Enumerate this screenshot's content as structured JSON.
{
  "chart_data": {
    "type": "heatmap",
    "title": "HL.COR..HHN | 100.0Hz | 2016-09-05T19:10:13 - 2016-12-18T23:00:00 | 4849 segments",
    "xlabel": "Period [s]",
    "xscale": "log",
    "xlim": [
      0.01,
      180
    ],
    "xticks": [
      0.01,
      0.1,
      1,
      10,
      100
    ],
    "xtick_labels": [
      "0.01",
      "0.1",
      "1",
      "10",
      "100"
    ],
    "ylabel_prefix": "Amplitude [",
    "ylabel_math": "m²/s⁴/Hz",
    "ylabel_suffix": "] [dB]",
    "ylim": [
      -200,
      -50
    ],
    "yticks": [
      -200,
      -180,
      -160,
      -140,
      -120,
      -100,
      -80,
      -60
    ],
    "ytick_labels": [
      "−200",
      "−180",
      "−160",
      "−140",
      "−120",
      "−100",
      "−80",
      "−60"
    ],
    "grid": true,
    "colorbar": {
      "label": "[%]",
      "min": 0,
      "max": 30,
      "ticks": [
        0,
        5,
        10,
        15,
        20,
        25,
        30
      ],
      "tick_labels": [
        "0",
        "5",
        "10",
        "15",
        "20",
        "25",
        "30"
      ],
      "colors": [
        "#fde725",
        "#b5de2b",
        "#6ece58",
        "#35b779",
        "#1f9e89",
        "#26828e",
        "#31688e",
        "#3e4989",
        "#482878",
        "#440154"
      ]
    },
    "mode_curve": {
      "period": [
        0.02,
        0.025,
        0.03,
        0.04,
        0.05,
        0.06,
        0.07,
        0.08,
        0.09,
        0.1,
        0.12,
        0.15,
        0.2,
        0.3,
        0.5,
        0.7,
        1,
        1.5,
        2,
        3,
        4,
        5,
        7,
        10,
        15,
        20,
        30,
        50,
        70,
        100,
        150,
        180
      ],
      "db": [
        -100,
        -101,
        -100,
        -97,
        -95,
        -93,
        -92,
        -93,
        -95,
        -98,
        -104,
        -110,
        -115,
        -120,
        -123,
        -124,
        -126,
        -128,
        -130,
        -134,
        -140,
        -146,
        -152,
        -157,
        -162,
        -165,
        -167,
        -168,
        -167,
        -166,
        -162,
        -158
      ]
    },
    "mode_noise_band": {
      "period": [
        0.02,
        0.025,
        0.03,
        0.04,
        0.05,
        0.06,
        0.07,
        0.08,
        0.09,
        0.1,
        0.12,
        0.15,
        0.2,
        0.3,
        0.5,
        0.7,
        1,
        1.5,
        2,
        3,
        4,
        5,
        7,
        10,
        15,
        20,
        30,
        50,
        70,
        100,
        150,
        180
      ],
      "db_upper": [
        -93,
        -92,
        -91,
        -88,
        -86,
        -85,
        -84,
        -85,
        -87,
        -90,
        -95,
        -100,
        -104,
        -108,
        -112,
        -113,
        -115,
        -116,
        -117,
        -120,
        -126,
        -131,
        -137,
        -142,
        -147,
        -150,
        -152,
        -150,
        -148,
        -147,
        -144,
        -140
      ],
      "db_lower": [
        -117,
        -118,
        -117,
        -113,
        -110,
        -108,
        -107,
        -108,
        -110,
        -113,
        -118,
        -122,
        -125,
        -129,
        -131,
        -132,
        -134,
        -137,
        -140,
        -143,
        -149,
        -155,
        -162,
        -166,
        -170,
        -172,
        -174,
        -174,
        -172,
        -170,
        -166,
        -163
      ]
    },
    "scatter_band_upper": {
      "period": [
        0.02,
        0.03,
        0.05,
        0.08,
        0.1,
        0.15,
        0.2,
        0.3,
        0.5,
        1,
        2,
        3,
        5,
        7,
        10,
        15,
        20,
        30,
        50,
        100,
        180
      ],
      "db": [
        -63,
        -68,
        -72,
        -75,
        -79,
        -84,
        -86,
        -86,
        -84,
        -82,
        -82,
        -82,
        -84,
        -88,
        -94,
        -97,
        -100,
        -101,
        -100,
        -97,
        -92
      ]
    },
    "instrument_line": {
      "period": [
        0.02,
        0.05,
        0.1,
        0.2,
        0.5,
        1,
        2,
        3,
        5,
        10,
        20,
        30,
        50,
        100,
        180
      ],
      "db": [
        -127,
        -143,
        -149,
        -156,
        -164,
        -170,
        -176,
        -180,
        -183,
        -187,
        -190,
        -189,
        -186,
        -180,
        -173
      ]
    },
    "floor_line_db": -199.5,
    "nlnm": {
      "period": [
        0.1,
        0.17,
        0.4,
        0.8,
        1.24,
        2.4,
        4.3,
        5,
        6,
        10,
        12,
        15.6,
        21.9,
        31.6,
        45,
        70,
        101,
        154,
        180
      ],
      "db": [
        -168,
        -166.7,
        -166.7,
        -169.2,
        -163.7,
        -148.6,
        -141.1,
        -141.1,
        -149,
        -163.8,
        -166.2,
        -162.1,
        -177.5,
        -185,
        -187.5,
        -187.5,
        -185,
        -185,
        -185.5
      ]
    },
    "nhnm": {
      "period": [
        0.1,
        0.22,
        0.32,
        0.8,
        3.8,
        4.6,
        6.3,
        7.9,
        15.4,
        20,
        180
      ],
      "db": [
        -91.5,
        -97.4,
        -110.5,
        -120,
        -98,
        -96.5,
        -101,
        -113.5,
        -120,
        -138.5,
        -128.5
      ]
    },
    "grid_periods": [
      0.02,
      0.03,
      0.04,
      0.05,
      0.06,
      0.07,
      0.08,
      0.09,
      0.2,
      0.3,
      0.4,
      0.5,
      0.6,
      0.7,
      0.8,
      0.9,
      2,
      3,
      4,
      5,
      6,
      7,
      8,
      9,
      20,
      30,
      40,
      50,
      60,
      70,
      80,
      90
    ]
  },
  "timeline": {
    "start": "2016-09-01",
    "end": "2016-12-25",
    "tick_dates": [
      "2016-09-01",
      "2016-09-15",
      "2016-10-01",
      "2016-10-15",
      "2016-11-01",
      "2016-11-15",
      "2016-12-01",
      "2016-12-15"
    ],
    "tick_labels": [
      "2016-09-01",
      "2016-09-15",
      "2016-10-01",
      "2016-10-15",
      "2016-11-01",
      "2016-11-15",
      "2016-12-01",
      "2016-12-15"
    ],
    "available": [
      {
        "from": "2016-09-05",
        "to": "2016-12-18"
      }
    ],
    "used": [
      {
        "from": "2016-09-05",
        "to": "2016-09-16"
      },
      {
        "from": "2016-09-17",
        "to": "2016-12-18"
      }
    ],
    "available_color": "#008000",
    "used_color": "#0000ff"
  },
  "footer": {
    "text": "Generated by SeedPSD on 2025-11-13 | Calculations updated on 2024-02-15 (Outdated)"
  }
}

☆ ☆ ☆

| What is required |
Can you give every line above again, exactly as written?

| Reply to the task |
Enumerate this screenshot's content as structured JSON.
{
  "chart_data": {
    "type": "heatmap",
    "title": "HL.COR..HHN | 100.0Hz | 2016-09-05T19:10:13 - 2016-12-18T23:00:00 | 4849 segments",
    "xlabel": "Period [s]",
    "xscale": "log",
    "xlim": [
      0.01,
      180
    ],
    "xticks": [
      0.01,
      0.1,
      1,
      10,
      100
    ],
    "xtick_labels": [
      "0.01",
      "0.1",
      "1",
      "10",
      "100"
    ],
    "ylabel_prefix": "Amplitude [",
    "ylabel_math": "m²/s⁴/Hz",
    "ylabel_suffix": "] [dB]",
    "ylim": [
      -200,
      -50
    ],
    "yticks": [
      -200,
      -180,
      -160,
      -140,
      -120,
      -100,
      -80,
      -60
    ],
    "ytick_labels": [
      "−200",
      "−180",
      "−160",
      "−140",
      "−120",
      "−100",
      "−80",
      "−60"
    ],
    "grid": true,
    "colorbar": {
      "label": "[%]",
      "min": 0,
      "max": 30,
      "ticks": [
        0,
        5,
        10,
        15,
        20,
        25,
        30
      ],
      "tick_labels": [
        "0",
        "5",
        "10",
        "15",
        "20",
        "25",
        "30"
      ],
      "colors": [
        "#fde725",
        "#b5de2b",
        "#6ece58",
        "#35b779",
        "#1f9e89",
        "#26828e",
        "#31688e",
        "#3e4989",
        "#482878",
        "#440154"
      ]
    },
    "mode_curve": {
      "period": [
        0.02,
        0.025,
        0.03,
        0.04,
        0.05,
        0.06,
        0.07,
        0.08,
        0.09,
        0.1,
        0.12,
        0.15,
        0.2,
        0.3,
        0.5,
        0.7,
        1,
        1.5,
        2,
        3,
        4,
        5,
        7,
        10,
        15,
        20,
        30,
        50,
        70,
        100,
        150,
        180
      ],
      "db": [
        -100,
        -101,
        -100,
        -97,
        -95,
        -93,
        -92,
        -93,
        -95,
        -98,
        -104,
        -110,
        -115,
        -120,
        -123,
        -124,
        -126,
        -128,
        -130,
        -134,
        -140,
        -146,
        -152,
        -157,
        -162,
        -165,
        -167,
        -168,
        -167,
        -166,
        -162,
        -158
      ]
    },
    "mode_noise_band": {
      "period": [
        0.02,
        0.025,
        0.03,
        0.04,
        0.05,
        0.06,
        0.07,
        0.08,
        0.09,
        0.1,
        0.12,
        0.15,
        0.2,
        0.3,
        0.5,
        0.7,
        1,
        1.5,
        2,
        3,
        4,
        5,
        7,
        10,
        15,
        20,
        30,
        50,
        70,
        100,
        150,
        180
      ],
      "db_upper": [
        -93,
        -92,
        -91,
        -88,
        -86,
        -85,
        -84,
        -85,
        -87,
        -90,
        -95,
        -100,
        -104,
        -108,
        -112,
        -113,
        -115,
        -116,
        -117,
        -120,
        -126,
        -131,
        -137,
        -142,
        -147,
        -150,
        -152,
        -150,
        -148,
        -147,
        -144,
        -140
      ],
      "db_lower": [
        -117,
        -118,
        -117,
        -113,
        -110,
        -108,
        -107,
        -108,
        -110,
        -113,
        -118,
        -122,
        -125,
        -129,
        -131,
        -132,
        -134,
        -137,
        -140,
        -143,
        -149,
        -155,
        -162,
        -166,
        -170,
        -172,
        -174,
        -174,
        -172,
        -170,
        -166,
        -163
      ]
    },
    "scatter_band_upper": {
      "period": [
        0.02,
        0.03,
        0.05,
        0.08,
        0.1,
        0.15,
        0.2,
        0.3,
        0.5,
        1,
        2,
        3,
        5,
        7,
        10,
        15,
        20,
        30,
        50,
        100,
        180
      ],
      "db": [
        -63,
        -68,
        -72,
        -75,
        -79,
        -84,
        -86,
        -86,
        -84,
        -82,
        -82,
        -82,
        -84,
        -88,
        -94,
        -97,
        -100,
        -101,
        -100,
        -97,
        -92
      ]
    },
    "instrument_line": {
      "period": [
        0.02,
        0.05,
        0.1,
        0.2,
        0.5,
        1,
        2,
        3,
        5,
        10,
        20,
        30,
        50,
        100,
        180
      ],
      "db": [
        -127,
        -143,
        -149,
        -156,
        -164,
        -170,
        -176,
        -180,
        -183,
        -187,
        -190,
        -189,
        -186,
        -180,
        -173
      ]
    },
    "floor_line_db": -199.5,
    "nlnm": {
      "period": [
        0.1,
        0.17,
        0.4,
        0.8,
        1.24,
        2.4,
        4.3,
        5,
        6,
        10,
        12,
        15.6,
        21.9,
        31.6,
        45,
        70,
        101,
        154,
        180
      ],
      "db": [
        -168,
        -166.7,
        -166.7,
        -169.2,
        -163.7,
        -148.6,
        -141.1,
        -141.1,
        -149,
        -163.8,
        -166.2,
        -162.1,
        -177.5,
        -185,
        -187.5,
        -187.5,
        -185,
        -185,
        -185.5
      ]
    },
    "nhnm": {
      "period": [
        0.1,
        0.22,
        0.32,
        0.8,
        3.8,
        4.6,
        6.3,
        7.9,
        15.4,
        20,
        180
      ],
      "db": [
        -91.5,
        -97.4,
        -110.5,
        -120,
        -98,
        -96.5,
        -101,
        -113.5,
        -120,
        -138.5,
        -128.5
      ]
    },
    "grid_periods": [
      0.02,
      0.03,
      0.04,
      0.05,
      0.06,
      0.07,
      0.08,
      0.09,
      0.2,
      0.3,
      0.4,
      0.5,
      0.6,
      0.7,
      0.8,
      0.9,
      2,
      3,
      4,
      5,
      6,
      7,
      8,
      9,
      20,
      30,
      40,
      50,
      60,
      70,
      80,
      90
    ]
  },
  "timeline": {
    "start": "2016-09-01",
    "end": "2016-12-25",
    "tick_dates": [
      "2016-09-01",
      "2016-09-15",
      "2016-10-01",
      "2016-10-15",
      "2016-11-01",
      "2016-11-15",
      "2016-12-01",
      "2016-12-15"
    ],
    "tick_labels": [
      "2016-09-01",
      "2016-09-15",
      "2016-10-01",
      "2016-10-15",
      "2016-11-01",
      "2016-11-15",
      "2016-12-01",
      "2016-12-15"
    ],
    "available": [
      {
        "from": "2016-09-05",
        "to": "2016-12-18"
      }
    ],
    "used": [
      {
        "from": "2016-09-05",
        "to": "2016-09-16"
      },
      {
        "from": "2016-09-17",
        "to": "2016-12-18"
      }
    ],
    "available_color": "#008000",
    "used_color": "#0000ff"
  },
  "footer": {
    "text": "Generated by SeedPSD on 2025-11-13 | Calculations updated on 2024-02-15 (Outdated)"
  }
}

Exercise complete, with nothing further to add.